**RECORD EXTRACTS:**

────────

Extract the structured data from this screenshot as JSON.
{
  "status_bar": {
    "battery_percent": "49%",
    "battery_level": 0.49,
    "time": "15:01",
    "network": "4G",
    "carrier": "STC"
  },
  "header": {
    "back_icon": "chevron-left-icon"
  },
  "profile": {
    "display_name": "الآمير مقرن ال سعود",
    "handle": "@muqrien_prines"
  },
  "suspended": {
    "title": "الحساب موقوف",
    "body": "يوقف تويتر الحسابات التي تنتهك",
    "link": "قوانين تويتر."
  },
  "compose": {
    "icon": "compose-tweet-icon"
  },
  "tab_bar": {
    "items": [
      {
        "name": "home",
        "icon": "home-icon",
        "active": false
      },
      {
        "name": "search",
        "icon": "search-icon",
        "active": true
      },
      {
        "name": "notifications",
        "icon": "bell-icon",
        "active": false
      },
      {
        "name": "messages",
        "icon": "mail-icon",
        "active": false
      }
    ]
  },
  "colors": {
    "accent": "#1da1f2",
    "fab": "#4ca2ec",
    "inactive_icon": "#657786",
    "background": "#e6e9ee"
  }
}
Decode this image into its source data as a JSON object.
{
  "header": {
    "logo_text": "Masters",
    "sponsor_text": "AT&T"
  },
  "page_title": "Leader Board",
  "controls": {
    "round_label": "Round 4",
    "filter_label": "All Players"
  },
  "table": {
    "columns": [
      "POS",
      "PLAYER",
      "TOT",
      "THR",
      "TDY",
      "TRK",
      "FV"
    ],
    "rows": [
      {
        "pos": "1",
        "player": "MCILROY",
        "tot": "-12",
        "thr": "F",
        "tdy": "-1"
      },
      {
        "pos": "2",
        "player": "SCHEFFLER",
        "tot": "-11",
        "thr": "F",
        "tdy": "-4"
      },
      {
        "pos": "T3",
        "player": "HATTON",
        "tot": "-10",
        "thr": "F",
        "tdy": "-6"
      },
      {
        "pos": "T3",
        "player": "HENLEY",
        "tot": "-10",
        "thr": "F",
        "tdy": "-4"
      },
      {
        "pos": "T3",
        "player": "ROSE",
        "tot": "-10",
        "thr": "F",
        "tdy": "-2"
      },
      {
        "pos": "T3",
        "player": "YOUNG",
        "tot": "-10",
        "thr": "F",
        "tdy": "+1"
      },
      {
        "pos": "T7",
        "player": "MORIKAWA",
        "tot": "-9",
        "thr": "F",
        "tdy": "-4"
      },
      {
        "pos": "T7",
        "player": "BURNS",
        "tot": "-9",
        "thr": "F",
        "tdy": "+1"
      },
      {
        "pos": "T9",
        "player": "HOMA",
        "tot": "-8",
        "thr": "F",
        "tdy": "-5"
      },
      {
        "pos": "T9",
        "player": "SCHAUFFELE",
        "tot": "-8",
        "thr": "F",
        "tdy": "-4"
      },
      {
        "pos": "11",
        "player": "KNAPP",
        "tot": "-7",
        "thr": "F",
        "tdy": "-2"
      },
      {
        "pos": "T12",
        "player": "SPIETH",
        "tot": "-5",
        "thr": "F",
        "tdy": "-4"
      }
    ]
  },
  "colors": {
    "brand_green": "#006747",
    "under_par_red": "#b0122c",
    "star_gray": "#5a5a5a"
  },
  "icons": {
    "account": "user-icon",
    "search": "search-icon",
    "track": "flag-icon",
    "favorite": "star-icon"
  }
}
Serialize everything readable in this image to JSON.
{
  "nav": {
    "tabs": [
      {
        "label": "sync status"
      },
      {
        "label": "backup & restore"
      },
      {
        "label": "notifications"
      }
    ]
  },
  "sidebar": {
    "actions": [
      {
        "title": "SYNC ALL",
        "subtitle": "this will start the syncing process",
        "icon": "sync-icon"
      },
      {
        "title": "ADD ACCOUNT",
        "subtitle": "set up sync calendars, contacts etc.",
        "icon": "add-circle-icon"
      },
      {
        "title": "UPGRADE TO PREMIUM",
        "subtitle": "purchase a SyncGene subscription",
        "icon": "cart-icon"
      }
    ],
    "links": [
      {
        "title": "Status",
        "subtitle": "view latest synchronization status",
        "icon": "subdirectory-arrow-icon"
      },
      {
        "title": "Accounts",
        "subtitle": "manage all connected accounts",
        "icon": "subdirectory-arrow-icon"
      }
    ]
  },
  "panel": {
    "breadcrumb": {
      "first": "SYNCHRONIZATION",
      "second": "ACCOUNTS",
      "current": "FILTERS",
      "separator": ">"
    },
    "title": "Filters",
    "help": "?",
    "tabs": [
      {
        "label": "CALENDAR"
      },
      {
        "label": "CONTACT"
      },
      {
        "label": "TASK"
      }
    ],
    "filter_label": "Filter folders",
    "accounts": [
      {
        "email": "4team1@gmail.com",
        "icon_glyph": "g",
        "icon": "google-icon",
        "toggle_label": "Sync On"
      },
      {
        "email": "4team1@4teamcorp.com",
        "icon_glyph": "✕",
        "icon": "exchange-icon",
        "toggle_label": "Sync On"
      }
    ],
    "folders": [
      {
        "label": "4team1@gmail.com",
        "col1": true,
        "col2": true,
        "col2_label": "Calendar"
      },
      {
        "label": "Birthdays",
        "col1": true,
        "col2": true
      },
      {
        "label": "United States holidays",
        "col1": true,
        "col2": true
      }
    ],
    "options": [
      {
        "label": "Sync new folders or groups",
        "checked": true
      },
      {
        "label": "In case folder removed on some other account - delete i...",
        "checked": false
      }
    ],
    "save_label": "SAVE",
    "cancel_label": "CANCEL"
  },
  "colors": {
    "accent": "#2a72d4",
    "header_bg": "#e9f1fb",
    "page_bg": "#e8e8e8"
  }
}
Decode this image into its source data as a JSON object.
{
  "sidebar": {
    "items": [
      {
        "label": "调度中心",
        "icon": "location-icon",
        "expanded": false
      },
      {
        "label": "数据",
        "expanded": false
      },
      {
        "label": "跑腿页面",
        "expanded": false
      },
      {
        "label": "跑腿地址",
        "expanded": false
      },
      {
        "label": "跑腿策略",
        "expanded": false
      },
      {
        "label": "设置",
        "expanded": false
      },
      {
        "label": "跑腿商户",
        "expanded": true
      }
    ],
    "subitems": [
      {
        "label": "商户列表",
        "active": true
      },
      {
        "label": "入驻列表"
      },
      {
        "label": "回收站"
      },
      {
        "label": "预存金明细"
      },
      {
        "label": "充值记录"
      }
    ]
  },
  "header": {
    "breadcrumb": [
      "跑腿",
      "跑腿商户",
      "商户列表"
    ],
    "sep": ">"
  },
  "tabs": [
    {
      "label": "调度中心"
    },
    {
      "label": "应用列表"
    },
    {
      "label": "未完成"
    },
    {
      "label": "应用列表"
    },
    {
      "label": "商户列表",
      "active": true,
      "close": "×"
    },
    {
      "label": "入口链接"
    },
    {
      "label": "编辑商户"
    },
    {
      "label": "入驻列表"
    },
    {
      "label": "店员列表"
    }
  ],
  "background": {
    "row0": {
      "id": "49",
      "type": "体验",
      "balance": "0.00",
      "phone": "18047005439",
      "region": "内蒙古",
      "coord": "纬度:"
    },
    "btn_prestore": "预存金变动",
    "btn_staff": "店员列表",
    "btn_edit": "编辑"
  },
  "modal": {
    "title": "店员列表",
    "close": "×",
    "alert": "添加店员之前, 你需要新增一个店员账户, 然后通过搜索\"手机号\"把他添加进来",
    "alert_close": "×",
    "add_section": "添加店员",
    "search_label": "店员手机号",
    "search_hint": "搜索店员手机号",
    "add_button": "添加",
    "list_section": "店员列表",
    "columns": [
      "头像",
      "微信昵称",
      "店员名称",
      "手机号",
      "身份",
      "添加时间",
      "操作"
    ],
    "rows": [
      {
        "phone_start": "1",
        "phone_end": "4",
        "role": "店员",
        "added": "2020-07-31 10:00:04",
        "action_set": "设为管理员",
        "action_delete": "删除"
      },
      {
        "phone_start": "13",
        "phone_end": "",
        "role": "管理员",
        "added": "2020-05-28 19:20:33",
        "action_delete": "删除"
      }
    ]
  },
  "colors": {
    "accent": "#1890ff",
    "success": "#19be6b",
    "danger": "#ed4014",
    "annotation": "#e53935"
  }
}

────────

Scan the material and collect every line that contains "JSON".

**THE OUTPUT:**
Extract the structured data from this screenshot as JSON.
Decode this image into its source data as a JSON object.
Serialize everything readable in this image to JSON.
Decode this image into its source data as a JSON object.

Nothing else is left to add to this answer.